◆ **Quoted passage**
◆ ◆ ◆ ◆ ◆

Comparing the current multiyear highway program to its two immediate predecessors, the FY 2012-17 program and the FY 2013-18 program, the current program demonstrates the increasing importance of federal revenues as the Jump Start and Illinois Jobs Now! state capital programs come to their conclusion. While these capital programs provided some 20 percent of funding in the FY 2012-17 program, they make up only six percent of the current FY 2014-19 program. Correspondingly, the federal share of the multiyear highway program has grown from 62 percent in the FY 2012-17 program to 71 percent in the FY 2013-18 program and now 76 percent in the FY 2014-19 program.

The FY 2014-19 program narrative does not provide a great deal of detail on its project evaluation and selection process, although it includes a more thorough description than previous multiyear highway programs. For example, the program includes a description of the Condition Rating Survey process for evaluating pavement conditions. However, the narrative does not specifically describe how IDOT's various goals are weighted or how IDOT makes tradeoffs among competing goals. CMAP has called for a performance-based approach to project selection that explicitly links performance data to funding decisions.

IDOT District 1, which includes Cook, DuPage, Kane, Lake, McHenry, and Will Counties, is expected to receive $3,125,663,000 -- approximately 45 percent of the total $7 billion state highway program (the remaining $2.6 billion of the multiyear program is dedicated to local roads and streets). This share is consistent with the longstanding "55/45 Split," a non-statutory agreement that directs only 45 percent of state highway funds to northeastern Illinois regardless of needs or system performance.

The FY 2014-19 highway program advances many projects identified in GO TO 2040, such as a new managed lane on I-55, the construction of an interchange between I-57 and I-294, improvements to the Circle Interchange, and the Elgin-O'Hare Western Access project. The highway program also includes the I-80 add lanes project, albeit with larger project boundaries than those identified in the GO TO 2040 plan. The FY 2014-19 highway program budgets $92.3 million for the Illiana Expressway project, including $21.3 million in FY 2014 for engineering and land acquisition. GO TO 2040 does not include the Illiana project as a fiscally constrained major capital project, although it does permit Phase I engineering to better define the project.

GO TO 2040 supports a sustainable, robust investment in our transportation system and the application of transparent performance-based criteria to prioritize projects. IDOT's FY 2014-19 program emphasizes the waning resources of the most recent state capital programs, but does not fully describe the decision-making process that defined the evaluation and selection of projects for funding. CMAP believes these two issues should be front and center as decision-makers develop transportation policy for the state.

◆ ◆ ◆ ◆ ◆

Data pulled from a collection
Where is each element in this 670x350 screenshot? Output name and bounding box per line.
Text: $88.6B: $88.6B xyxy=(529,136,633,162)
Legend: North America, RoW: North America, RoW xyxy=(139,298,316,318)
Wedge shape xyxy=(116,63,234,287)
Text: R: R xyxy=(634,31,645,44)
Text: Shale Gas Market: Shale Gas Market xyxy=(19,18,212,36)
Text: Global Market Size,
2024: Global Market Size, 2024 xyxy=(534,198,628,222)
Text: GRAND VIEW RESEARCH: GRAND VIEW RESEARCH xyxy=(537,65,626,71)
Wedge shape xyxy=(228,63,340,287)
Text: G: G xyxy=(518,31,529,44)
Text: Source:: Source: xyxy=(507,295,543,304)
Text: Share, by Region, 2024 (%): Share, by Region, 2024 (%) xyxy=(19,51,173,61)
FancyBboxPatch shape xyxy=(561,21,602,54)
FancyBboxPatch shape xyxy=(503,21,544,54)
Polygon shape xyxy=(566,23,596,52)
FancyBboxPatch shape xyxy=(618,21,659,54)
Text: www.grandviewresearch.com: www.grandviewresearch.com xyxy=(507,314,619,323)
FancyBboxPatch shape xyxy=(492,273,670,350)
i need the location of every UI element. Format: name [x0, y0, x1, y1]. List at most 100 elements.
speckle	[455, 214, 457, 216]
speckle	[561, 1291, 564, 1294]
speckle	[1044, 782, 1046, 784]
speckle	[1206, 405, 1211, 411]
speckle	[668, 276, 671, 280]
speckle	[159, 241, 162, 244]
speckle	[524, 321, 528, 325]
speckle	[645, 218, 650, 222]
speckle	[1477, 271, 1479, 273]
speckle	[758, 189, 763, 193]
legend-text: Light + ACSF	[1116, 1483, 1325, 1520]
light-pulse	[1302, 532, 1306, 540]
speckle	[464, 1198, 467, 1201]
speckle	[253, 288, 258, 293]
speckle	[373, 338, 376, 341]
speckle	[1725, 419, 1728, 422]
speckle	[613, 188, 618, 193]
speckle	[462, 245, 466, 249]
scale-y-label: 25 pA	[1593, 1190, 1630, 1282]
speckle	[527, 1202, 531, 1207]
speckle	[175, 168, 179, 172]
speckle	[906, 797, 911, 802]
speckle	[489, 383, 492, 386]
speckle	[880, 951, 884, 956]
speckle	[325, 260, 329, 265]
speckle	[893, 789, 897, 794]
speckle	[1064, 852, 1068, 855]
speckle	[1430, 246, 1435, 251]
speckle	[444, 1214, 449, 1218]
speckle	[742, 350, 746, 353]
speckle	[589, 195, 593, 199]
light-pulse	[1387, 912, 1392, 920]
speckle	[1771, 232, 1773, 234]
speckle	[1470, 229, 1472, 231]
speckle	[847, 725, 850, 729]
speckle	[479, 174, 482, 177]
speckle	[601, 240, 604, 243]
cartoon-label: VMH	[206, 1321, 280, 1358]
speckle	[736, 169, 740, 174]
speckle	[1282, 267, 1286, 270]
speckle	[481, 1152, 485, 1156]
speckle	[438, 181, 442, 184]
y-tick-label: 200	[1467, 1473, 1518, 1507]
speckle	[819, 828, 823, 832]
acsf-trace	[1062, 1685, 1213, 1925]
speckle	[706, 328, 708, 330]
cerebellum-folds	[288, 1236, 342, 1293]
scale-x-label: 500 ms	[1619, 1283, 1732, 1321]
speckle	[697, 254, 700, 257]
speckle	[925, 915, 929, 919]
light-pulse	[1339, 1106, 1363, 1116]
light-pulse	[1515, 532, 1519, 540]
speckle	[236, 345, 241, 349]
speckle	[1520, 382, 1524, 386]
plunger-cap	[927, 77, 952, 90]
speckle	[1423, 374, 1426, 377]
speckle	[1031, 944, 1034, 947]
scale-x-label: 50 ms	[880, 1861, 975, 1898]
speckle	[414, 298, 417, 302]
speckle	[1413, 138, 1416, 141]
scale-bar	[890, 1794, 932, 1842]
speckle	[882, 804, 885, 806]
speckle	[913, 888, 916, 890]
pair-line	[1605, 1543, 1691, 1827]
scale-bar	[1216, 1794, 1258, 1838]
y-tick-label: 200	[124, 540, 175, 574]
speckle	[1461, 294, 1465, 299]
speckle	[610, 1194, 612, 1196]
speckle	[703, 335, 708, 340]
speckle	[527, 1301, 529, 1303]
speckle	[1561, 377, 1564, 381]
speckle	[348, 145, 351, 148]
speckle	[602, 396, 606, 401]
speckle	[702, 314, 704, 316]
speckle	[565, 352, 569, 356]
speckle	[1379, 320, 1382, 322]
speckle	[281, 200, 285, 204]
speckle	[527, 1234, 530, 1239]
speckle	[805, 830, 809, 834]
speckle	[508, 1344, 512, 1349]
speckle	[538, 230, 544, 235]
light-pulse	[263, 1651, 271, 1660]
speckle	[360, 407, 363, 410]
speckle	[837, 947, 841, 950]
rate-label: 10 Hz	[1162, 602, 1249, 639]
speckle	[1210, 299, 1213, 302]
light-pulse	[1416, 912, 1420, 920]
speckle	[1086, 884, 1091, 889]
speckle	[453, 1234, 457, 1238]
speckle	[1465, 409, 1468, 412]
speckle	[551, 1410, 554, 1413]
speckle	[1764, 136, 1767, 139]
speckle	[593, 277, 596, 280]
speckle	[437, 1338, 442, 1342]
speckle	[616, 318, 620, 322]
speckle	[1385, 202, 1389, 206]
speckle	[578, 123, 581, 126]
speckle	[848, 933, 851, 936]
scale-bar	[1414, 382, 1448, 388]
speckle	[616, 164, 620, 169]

◆ ◆ ◆ ◆ ◆

◆ **What is being asked**
In the highway program passage, write out the text from "Comparing the current" up to and including "the FY 2014-19 program.".

◆ **Solution**
Comparing the current multiyear highway program to its two immediate predecessors, the FY 2012-17 program and the FY 2013-18 program, the current program demonstrates the increasing importance of federal revenues as the Jump Start and Illinois Jobs Now! state capital programs come to their conclusion. While these capital programs provided some 20 percent of funding in the FY 2012-17 program, they make up only six percent of the current FY 2014-19 program. Correspondingly, the federal share of the multiyear highway program has grown from 62 percent in the FY 2012-17 program to 71 percent in the FY 2013-18 program and now 76 percent in the FY 2014-19 program.